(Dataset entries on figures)
Start
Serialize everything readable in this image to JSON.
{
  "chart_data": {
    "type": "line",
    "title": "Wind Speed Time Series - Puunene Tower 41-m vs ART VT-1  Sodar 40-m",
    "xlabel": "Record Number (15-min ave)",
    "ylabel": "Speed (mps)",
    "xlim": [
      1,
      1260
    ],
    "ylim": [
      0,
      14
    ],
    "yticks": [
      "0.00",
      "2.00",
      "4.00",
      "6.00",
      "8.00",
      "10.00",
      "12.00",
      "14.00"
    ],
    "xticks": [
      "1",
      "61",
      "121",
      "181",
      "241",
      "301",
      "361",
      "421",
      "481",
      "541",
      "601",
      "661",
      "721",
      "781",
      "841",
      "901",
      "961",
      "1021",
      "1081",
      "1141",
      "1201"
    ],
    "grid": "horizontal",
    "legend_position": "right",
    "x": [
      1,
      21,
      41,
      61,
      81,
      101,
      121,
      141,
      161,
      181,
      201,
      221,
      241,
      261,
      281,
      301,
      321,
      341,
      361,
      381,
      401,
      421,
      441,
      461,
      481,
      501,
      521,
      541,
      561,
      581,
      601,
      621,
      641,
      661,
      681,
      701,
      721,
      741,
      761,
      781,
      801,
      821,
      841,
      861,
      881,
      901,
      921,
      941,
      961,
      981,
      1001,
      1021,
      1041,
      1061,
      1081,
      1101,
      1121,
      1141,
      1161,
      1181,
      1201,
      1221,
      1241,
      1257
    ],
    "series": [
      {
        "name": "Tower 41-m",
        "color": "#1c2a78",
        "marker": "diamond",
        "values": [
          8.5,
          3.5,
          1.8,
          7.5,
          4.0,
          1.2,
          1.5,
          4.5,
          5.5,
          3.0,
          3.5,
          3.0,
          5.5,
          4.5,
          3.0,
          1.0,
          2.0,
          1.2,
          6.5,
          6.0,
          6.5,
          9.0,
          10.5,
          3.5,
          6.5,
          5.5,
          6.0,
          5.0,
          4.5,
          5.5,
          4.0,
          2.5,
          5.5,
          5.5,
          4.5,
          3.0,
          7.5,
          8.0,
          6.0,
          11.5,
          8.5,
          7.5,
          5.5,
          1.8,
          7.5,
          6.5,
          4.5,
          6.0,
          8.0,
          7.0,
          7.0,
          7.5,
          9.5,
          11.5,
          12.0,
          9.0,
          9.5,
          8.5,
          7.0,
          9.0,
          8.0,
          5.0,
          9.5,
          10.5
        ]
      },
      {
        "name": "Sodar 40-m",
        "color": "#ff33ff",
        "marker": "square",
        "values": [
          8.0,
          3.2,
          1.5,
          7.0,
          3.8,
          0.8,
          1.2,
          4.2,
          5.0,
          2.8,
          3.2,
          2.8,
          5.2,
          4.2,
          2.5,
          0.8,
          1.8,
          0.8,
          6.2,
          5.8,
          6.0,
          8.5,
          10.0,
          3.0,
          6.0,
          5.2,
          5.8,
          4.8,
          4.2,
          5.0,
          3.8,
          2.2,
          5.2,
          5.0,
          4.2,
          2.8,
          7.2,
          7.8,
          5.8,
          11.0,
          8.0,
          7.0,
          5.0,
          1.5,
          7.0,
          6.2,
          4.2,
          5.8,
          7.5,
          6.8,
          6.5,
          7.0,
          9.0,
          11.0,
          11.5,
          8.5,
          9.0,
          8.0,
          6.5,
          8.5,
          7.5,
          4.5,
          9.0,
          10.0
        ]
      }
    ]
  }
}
End
### What to do
Your reply is one number: how many lines of the records above contain the word "Sodar".

### Answer to the problem
2